◆ **Excerpt**
Response to NZCTU initiative
On January 2nd, NZ Council of trade unions President Richard
Wagstaff contacted unionists, inviting comments about cost
of living and incomes, with a view to make 2019 " a great
year for working people"
My comments.
Richard, thanks
for the email. Just before we get into New Year, some
workers are still reeling after Christmas. Not from over
indulgence, from hunger.
Auckland City Missioner Chris
Farrelly told Radio NZ: “It’s been quite overwhelming
and shocking for us to see just the volumes of people …
there is significant food poverty in this country—we’re
seeing here, at the moment, the real hard end of it”. In
response, Auckland City Mission handed out 8,500 Christmas
hampers over 10 days. Double the amount compared to last
year, yet not enough to meet the demand. On December 19
about 400 hungry Auckland families were turned away after
the mission’s food supply ran out.
The Christchurch
City Mission reported that demand for food parcels had
increased 45 percent as compared to the same time last year,
with many employed workers impoverished.
NZ Council of
Christian social services calculate that the poverty line
after deducting housing costs for a household with two
adults and two children lies at $600 per week or $31,200
annually in 2016 dollars. For a sole parent with one child
it is $385 per week or $20,200 annually in 2016 dollars (MSD
Household Incomes report July 2017, p.106).
From this
analysis, there’s around 682,500 people in poverty in this
country or one in seven households. Over half a million
people, trapped in a wretched state of hunger, insecurity,
ill health, reduced life expectancy, bad housing, debt and
constant stress. Stress on many levels, not least the stress
of seeing your kids set up for failure, because not enough
money for their education.
All this while a tiny
minority have somehow grabbed far more than they could ever
possibly need.
Figures from global charity organisation
Oxfam reveal that the richest one percent now hold 20
percent of the wealth in New Zealand, while 90 percent of
the population owns less than half of the nation’s
wealth.
Rachael Le Mesurier, executive director of Oxfam New Zealand, said the organisation was shocked to discover the level of wealth inequality in the country.
“The gap between the extremely wealthy and the rest of us is greater than we thought.
“It is trapping huge numbers of people in poverty and fracturing our societies, as seen in New Zealand in the changing profile of home ownership.”
The
Inland Revenue’s high-wealth individuals unit shows the
number of the wealthiest Kiwis jumped by almost 20 per cent
between October 2015 and June 2016, from 212 people worth
more than $50 million to 252.
Of course, all these facts
and figures are no secret. Facts about poverty are not hard
to find. What’s seemingly concealed is the key to economic
justice.
I’d like to offer the CTU three practical
suggestions towards a way forward in 2019.
First, I think
we need more workers’ unity in action.

Excerpts from a layout annotation set
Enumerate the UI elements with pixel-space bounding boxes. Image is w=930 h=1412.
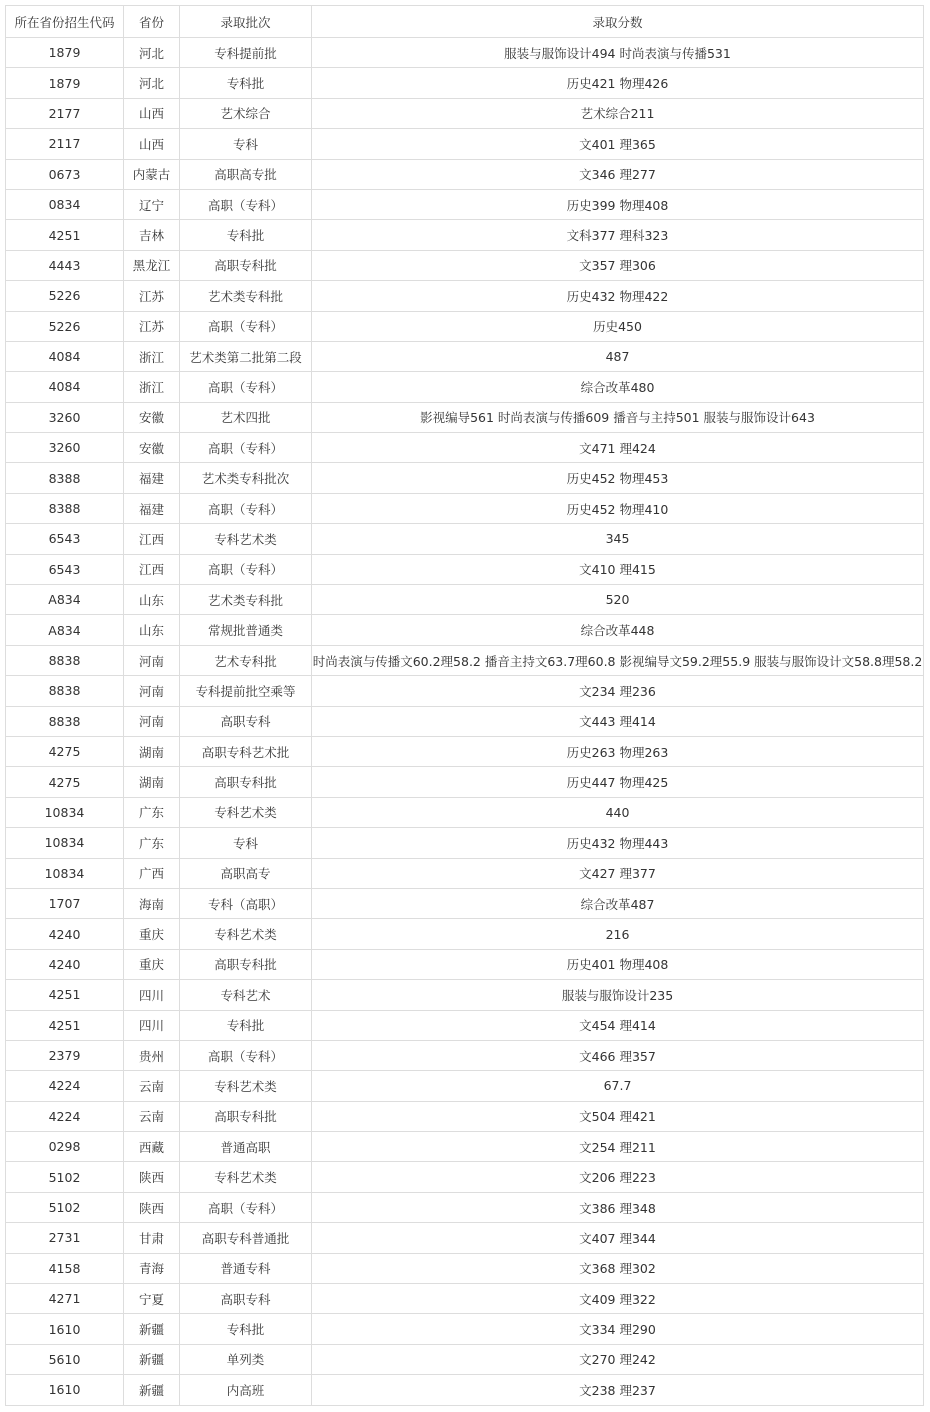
cell-province: 宁夏 bbox=[124, 1284, 180, 1314]
cell-province: 新疆 bbox=[124, 1375, 180, 1405]
cell-score: 历史432 物理422 bbox=[312, 281, 924, 311]
cell-score: 520 bbox=[312, 585, 924, 615]
cell-batch: 专科批 bbox=[180, 220, 312, 250]
cell-score: 文471 理424 bbox=[312, 433, 924, 463]
table-row bbox=[6, 98, 924, 128]
cell-province-code: 5102 bbox=[6, 1162, 124, 1192]
table-row bbox=[6, 797, 924, 827]
cell-score: 文443 理414 bbox=[312, 706, 924, 736]
table-row bbox=[6, 311, 924, 341]
cell-score: 345 bbox=[312, 524, 924, 554]
cell-score: 综合改革448 bbox=[312, 615, 924, 645]
cell-score: 历史450 bbox=[312, 311, 924, 341]
cell-batch: 普通高职 bbox=[180, 1132, 312, 1162]
table-row bbox=[6, 585, 924, 615]
table-row bbox=[6, 1071, 924, 1101]
cell-province: 安徽 bbox=[124, 433, 180, 463]
cell-province: 福建 bbox=[124, 463, 180, 493]
cell-score: 历史447 物理425 bbox=[312, 767, 924, 797]
cell-province-code: 4251 bbox=[6, 980, 124, 1010]
cell-batch: 高职（专科） bbox=[180, 1040, 312, 1070]
cell-province: 甘肃 bbox=[124, 1223, 180, 1253]
cell-province: 重庆 bbox=[124, 949, 180, 979]
cell-batch: 专科艺术类 bbox=[180, 1071, 312, 1101]
cell-province-code: 5102 bbox=[6, 1192, 124, 1222]
cell-province-code: 0298 bbox=[6, 1132, 124, 1162]
cell-province: 广西 bbox=[124, 858, 180, 888]
cell-province-code: 6543 bbox=[6, 554, 124, 584]
cell-province: 湖南 bbox=[124, 736, 180, 766]
cell-province-code: 8838 bbox=[6, 706, 124, 736]
cell-score: 文234 理236 bbox=[312, 676, 924, 706]
cell-province-code: 1610 bbox=[6, 1375, 124, 1405]
cell-province-code: 10834 bbox=[6, 797, 124, 827]
table-row bbox=[6, 493, 924, 523]
cell-batch: 高职（专科） bbox=[180, 372, 312, 402]
cell-batch: 艺术类专科批次 bbox=[180, 463, 312, 493]
table-row bbox=[6, 372, 924, 402]
cell-province-code: 8838 bbox=[6, 645, 124, 675]
cell-batch: 高职专科批 bbox=[180, 1101, 312, 1131]
cell-batch: 专科提前批空乘等 bbox=[180, 676, 312, 706]
cell-batch: 高职（专科） bbox=[180, 554, 312, 584]
cell-province-code: 5226 bbox=[6, 281, 124, 311]
cell-score: 216 bbox=[312, 919, 924, 949]
cell-batch: 单列类 bbox=[180, 1344, 312, 1374]
cell-province: 江苏 bbox=[124, 281, 180, 311]
cell-province-code: 10834 bbox=[6, 858, 124, 888]
cell-province: 湖南 bbox=[124, 767, 180, 797]
table-row bbox=[6, 1344, 924, 1374]
cell-province: 陕西 bbox=[124, 1192, 180, 1222]
cell-province: 云南 bbox=[124, 1071, 180, 1101]
table-row bbox=[6, 888, 924, 918]
cell-province-code: 5226 bbox=[6, 311, 124, 341]
cell-score: 文386 理348 bbox=[312, 1192, 924, 1222]
cell-province: 辽宁 bbox=[124, 189, 180, 219]
table-row bbox=[6, 1314, 924, 1344]
cell-score: 文409 理322 bbox=[312, 1284, 924, 1314]
cell-province-code: 4275 bbox=[6, 767, 124, 797]
cell-province: 江西 bbox=[124, 554, 180, 584]
cell-batch: 高职专科批 bbox=[180, 949, 312, 979]
cell-score: 历史452 物理410 bbox=[312, 493, 924, 523]
cell-province: 河南 bbox=[124, 645, 180, 675]
cell-score: 文368 理302 bbox=[312, 1253, 924, 1283]
table-row bbox=[6, 767, 924, 797]
cell-batch: 高职（专科） bbox=[180, 311, 312, 341]
cell-province-code: A834 bbox=[6, 615, 124, 645]
cell-score: 历史401 物理408 bbox=[312, 949, 924, 979]
cell-province: 江苏 bbox=[124, 311, 180, 341]
cell-province: 河南 bbox=[124, 676, 180, 706]
cell-batch: 高职专科批 bbox=[180, 767, 312, 797]
cell-province-code: 0673 bbox=[6, 159, 124, 189]
cell-province: 四川 bbox=[124, 980, 180, 1010]
cell-province: 重庆 bbox=[124, 919, 180, 949]
cell-province: 安徽 bbox=[124, 402, 180, 432]
cell-batch: 艺术综合 bbox=[180, 98, 312, 128]
cell-score: 文401 理365 bbox=[312, 129, 924, 159]
cell-score: 440 bbox=[312, 797, 924, 827]
cell-province: 云南 bbox=[124, 1101, 180, 1131]
table-row bbox=[6, 645, 924, 675]
cell-score: 文407 理344 bbox=[312, 1223, 924, 1253]
cell-province: 江西 bbox=[124, 524, 180, 554]
cell-province-code: 6543 bbox=[6, 524, 124, 554]
cell-province-code: A834 bbox=[6, 585, 124, 615]
cell-province-code: 4275 bbox=[6, 736, 124, 766]
table-row bbox=[6, 615, 924, 645]
cell-score: 历史263 物理263 bbox=[312, 736, 924, 766]
cell-batch: 专科艺术类 bbox=[180, 1162, 312, 1192]
cell-score: 综合改革487 bbox=[312, 888, 924, 918]
cell-batch: 高职专科批 bbox=[180, 250, 312, 280]
header-province: 省份 bbox=[124, 6, 180, 38]
cell-batch: 高职（专科） bbox=[180, 433, 312, 463]
cell-score: 时尚表演与传播文60.2理58.2 播音主持文63.7理60.8 影视编导文59.2理55.9 服装与服饰设计文58.8理58.2 bbox=[312, 645, 924, 675]
cell-score: 历史399 物理408 bbox=[312, 189, 924, 219]
cell-score: 文427 理377 bbox=[312, 858, 924, 888]
cell-province: 陕西 bbox=[124, 1162, 180, 1192]
table-row bbox=[6, 736, 924, 766]
cell-province-code: 1879 bbox=[6, 38, 124, 68]
cell-batch: 高职高专 bbox=[180, 858, 312, 888]
header-province-code: 所在省份招生代码 bbox=[6, 6, 124, 38]
cell-score: 综合改革480 bbox=[312, 372, 924, 402]
cell-batch: 专科（高职） bbox=[180, 888, 312, 918]
cell-province-code: 4240 bbox=[6, 919, 124, 949]
cell-score: 艺术综合211 bbox=[312, 98, 924, 128]
cell-province: 山东 bbox=[124, 615, 180, 645]
cell-score: 历史432 物理443 bbox=[312, 828, 924, 858]
cell-score: 历史421 物理426 bbox=[312, 68, 924, 98]
cell-batch: 专科艺术类 bbox=[180, 524, 312, 554]
cell-score: 服装与服饰设计494 时尚表演与传播531 bbox=[312, 38, 924, 68]
cell-batch: 高职专科普通批 bbox=[180, 1223, 312, 1253]
cell-province: 浙江 bbox=[124, 341, 180, 371]
cell-province-code: 1610 bbox=[6, 1314, 124, 1344]
cell-province-code: 4251 bbox=[6, 1010, 124, 1040]
table-row bbox=[6, 1162, 924, 1192]
cell-province-code: 4240 bbox=[6, 949, 124, 979]
cell-province-code: 1879 bbox=[6, 68, 124, 98]
cell-province: 山西 bbox=[124, 129, 180, 159]
cell-province: 河北 bbox=[124, 68, 180, 98]
table-row bbox=[6, 1040, 924, 1070]
header-batch: 录取批次 bbox=[180, 6, 312, 38]
cell-batch: 专科 bbox=[180, 129, 312, 159]
cell-province-code: 0834 bbox=[6, 189, 124, 219]
cell-province-code: 2379 bbox=[6, 1040, 124, 1070]
cell-province-code: 4443 bbox=[6, 250, 124, 280]
cell-score: 文504 理421 bbox=[312, 1101, 924, 1131]
cell-score: 文410 理415 bbox=[312, 554, 924, 584]
table-row bbox=[6, 1010, 924, 1040]
cell-province: 河北 bbox=[124, 38, 180, 68]
table-row bbox=[6, 828, 924, 858]
table-body bbox=[6, 38, 924, 1406]
cell-province-code: 2117 bbox=[6, 129, 124, 159]
cell-province: 青海 bbox=[124, 1253, 180, 1283]
table-row bbox=[6, 433, 924, 463]
table-row bbox=[6, 129, 924, 159]
table-row bbox=[6, 1253, 924, 1283]
cell-province-code: 2177 bbox=[6, 98, 124, 128]
cell-batch: 高职高专批 bbox=[180, 159, 312, 189]
cell-province: 广东 bbox=[124, 797, 180, 827]
cell-score: 历史452 物理453 bbox=[312, 463, 924, 493]
cell-province-code: 4084 bbox=[6, 372, 124, 402]
table-row bbox=[6, 980, 924, 1010]
cell-score: 文466 理357 bbox=[312, 1040, 924, 1070]
cell-province: 贵州 bbox=[124, 1040, 180, 1070]
cell-province-code: 8388 bbox=[6, 493, 124, 523]
table-header-row bbox=[6, 6, 924, 38]
cell-province-code: 1707 bbox=[6, 888, 124, 918]
cell-batch: 高职专科 bbox=[180, 1284, 312, 1314]
admission-score-table bbox=[5, 5, 924, 1406]
table-row bbox=[6, 38, 924, 68]
table-row bbox=[6, 524, 924, 554]
table-row bbox=[6, 402, 924, 432]
table-row bbox=[6, 1132, 924, 1162]
table-row bbox=[6, 159, 924, 189]
cell-province: 新疆 bbox=[124, 1314, 180, 1344]
cell-batch: 专科艺术类 bbox=[180, 797, 312, 827]
cell-batch: 专科 bbox=[180, 828, 312, 858]
cell-batch: 艺术类专科批 bbox=[180, 585, 312, 615]
cell-score: 文206 理223 bbox=[312, 1162, 924, 1192]
cell-batch: 高职专科 bbox=[180, 706, 312, 736]
cell-batch: 专科艺术 bbox=[180, 980, 312, 1010]
cell-province-code: 4224 bbox=[6, 1101, 124, 1131]
cell-batch: 专科批 bbox=[180, 1010, 312, 1040]
cell-score: 文454 理414 bbox=[312, 1010, 924, 1040]
table-row bbox=[6, 250, 924, 280]
cell-province-code: 8838 bbox=[6, 676, 124, 706]
table-row bbox=[6, 554, 924, 584]
cell-batch: 普通专科 bbox=[180, 1253, 312, 1283]
table-row bbox=[6, 341, 924, 371]
table-row bbox=[6, 676, 924, 706]
cell-batch: 专科批 bbox=[180, 68, 312, 98]
table-row bbox=[6, 919, 924, 949]
cell-province-code: 10834 bbox=[6, 828, 124, 858]
table-row bbox=[6, 68, 924, 98]
cell-batch: 艺术专科批 bbox=[180, 645, 312, 675]
table-row bbox=[6, 1223, 924, 1253]
cell-batch: 艺术四批 bbox=[180, 402, 312, 432]
cell-score: 文270 理242 bbox=[312, 1344, 924, 1374]
cell-province-code: 3260 bbox=[6, 433, 124, 463]
cell-batch: 专科艺术类 bbox=[180, 919, 312, 949]
cell-score: 文254 理211 bbox=[312, 1132, 924, 1162]
table-row bbox=[6, 1284, 924, 1314]
cell-province: 浙江 bbox=[124, 372, 180, 402]
table-row bbox=[6, 949, 924, 979]
cell-batch: 高职（专科） bbox=[180, 189, 312, 219]
cell-province-code: 4271 bbox=[6, 1284, 124, 1314]
cell-batch: 高职（专科） bbox=[180, 493, 312, 523]
cell-province-code: 5610 bbox=[6, 1344, 124, 1374]
cell-province: 四川 bbox=[124, 1010, 180, 1040]
table-container bbox=[5, 5, 923, 1406]
header-score: 录取分数 bbox=[312, 6, 924, 38]
cell-province: 福建 bbox=[124, 493, 180, 523]
cell-batch: 内高班 bbox=[180, 1375, 312, 1405]
table-row bbox=[6, 281, 924, 311]
table-row bbox=[6, 706, 924, 736]
cell-batch: 专科批 bbox=[180, 1314, 312, 1344]
cell-batch: 常规批普通类 bbox=[180, 615, 312, 645]
cell-province: 西藏 bbox=[124, 1132, 180, 1162]
cell-score: 文346 理277 bbox=[312, 159, 924, 189]
cell-province-code: 2731 bbox=[6, 1223, 124, 1253]
cell-score: 487 bbox=[312, 341, 924, 371]
table-row bbox=[6, 1101, 924, 1131]
table-row bbox=[6, 1192, 924, 1222]
table-row bbox=[6, 463, 924, 493]
cell-province: 山东 bbox=[124, 585, 180, 615]
cell-score: 文357 理306 bbox=[312, 250, 924, 280]
cell-province: 广东 bbox=[124, 828, 180, 858]
cell-province-code: 4251 bbox=[6, 220, 124, 250]
cell-score: 文238 理237 bbox=[312, 1375, 924, 1405]
cell-province-code: 8388 bbox=[6, 463, 124, 493]
cell-province-code: 4084 bbox=[6, 341, 124, 371]
table-row bbox=[6, 1375, 924, 1405]
cell-province-code: 3260 bbox=[6, 402, 124, 432]
cell-score: 文334 理290 bbox=[312, 1314, 924, 1344]
cell-province: 海南 bbox=[124, 888, 180, 918]
table-row bbox=[6, 189, 924, 219]
cell-batch: 艺术类第二批第二段 bbox=[180, 341, 312, 371]
cell-score: 67.7 bbox=[312, 1071, 924, 1101]
cell-province: 内蒙古 bbox=[124, 159, 180, 189]
cell-province-code: 4158 bbox=[6, 1253, 124, 1283]
cell-province: 黑龙江 bbox=[124, 250, 180, 280]
cell-province: 新疆 bbox=[124, 1344, 180, 1374]
cell-batch: 高职（专科） bbox=[180, 1192, 312, 1222]
cell-batch: 艺术类专科批 bbox=[180, 281, 312, 311]
cell-province: 吉林 bbox=[124, 220, 180, 250]
cell-province: 河南 bbox=[124, 706, 180, 736]
cell-province-code: 4224 bbox=[6, 1071, 124, 1101]
cell-score: 影视编导561 时尚表演与传播609 播音与主持501 服装与服饰设计643 bbox=[312, 402, 924, 432]
table-row bbox=[6, 858, 924, 888]
cell-score: 文科377 理科323 bbox=[312, 220, 924, 250]
table-row bbox=[6, 220, 924, 250]
cell-batch: 专科提前批 bbox=[180, 38, 312, 68]
cell-batch: 高职专科艺术批 bbox=[180, 736, 312, 766]
cell-province: 山西 bbox=[124, 98, 180, 128]
cell-score: 服装与服饰设计235 bbox=[312, 980, 924, 1010]
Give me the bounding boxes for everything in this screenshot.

◆ **Given request 1**
In the response to the NZCTU initiative, how many Christmas hampers did Auckland City Mission hand out over 10 days?
◆ **Given request 2**
Output the passage of the response to the NZCTU initiative starting at "The Christchurch" and ending at "employed workers impoverished.".
The rows have nothing to do with the response.

◆ **Written answer 1**
8,500

◆ **Written answer 2**
The Christchurch
City Mission reported that demand for food parcels had
increased 45 percent as compared to the same time last year,
with many employed workers impoverished.